[Extracted data entries]
— begin —

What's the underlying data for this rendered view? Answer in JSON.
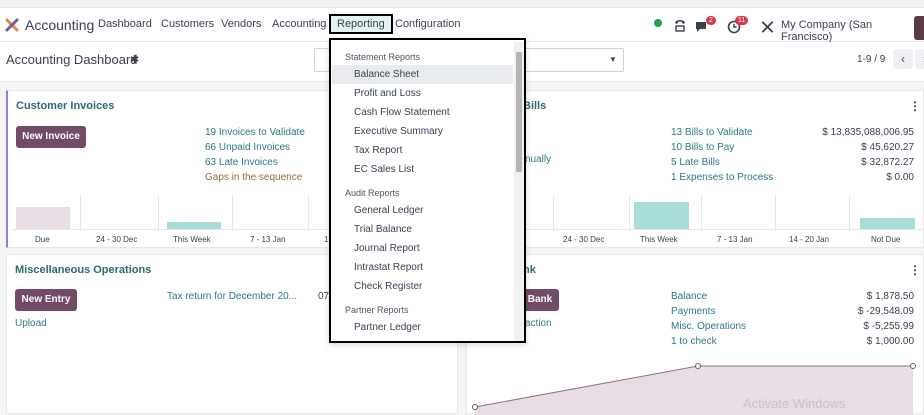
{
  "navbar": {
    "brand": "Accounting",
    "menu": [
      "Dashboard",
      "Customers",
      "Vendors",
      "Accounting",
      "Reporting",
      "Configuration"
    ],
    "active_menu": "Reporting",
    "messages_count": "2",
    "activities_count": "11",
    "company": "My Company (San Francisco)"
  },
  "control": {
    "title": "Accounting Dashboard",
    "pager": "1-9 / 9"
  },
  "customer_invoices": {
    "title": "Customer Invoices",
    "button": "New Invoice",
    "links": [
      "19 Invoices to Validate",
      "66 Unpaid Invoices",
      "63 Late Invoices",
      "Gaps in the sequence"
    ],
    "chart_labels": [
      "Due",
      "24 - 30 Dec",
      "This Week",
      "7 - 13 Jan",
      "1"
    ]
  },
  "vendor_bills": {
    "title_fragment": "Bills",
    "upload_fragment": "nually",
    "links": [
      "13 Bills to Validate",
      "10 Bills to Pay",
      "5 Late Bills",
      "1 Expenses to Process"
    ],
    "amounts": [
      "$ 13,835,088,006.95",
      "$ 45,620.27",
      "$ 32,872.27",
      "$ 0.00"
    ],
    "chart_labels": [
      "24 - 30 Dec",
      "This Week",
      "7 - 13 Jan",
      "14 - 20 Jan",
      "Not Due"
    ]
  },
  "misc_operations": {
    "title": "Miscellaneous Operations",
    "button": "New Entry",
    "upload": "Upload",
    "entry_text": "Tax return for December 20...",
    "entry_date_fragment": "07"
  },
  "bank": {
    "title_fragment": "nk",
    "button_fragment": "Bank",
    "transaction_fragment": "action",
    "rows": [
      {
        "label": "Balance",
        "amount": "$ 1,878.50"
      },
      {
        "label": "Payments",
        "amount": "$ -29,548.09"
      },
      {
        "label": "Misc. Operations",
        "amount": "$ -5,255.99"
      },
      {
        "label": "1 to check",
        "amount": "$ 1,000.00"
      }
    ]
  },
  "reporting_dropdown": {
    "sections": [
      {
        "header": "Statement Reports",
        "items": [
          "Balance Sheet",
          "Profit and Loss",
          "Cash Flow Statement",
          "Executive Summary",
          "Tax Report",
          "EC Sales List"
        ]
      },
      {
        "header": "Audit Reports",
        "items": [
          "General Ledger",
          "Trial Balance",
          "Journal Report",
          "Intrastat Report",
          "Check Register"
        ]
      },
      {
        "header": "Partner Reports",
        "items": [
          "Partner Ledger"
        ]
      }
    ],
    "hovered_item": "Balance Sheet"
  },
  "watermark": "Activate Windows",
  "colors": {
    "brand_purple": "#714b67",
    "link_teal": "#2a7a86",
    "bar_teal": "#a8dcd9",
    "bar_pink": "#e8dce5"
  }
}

— end —

Directive ▸ Go through the listing above and work out how many lines contain the string "Statement". Reply with the number alone.

Result for this exercise ▸ 2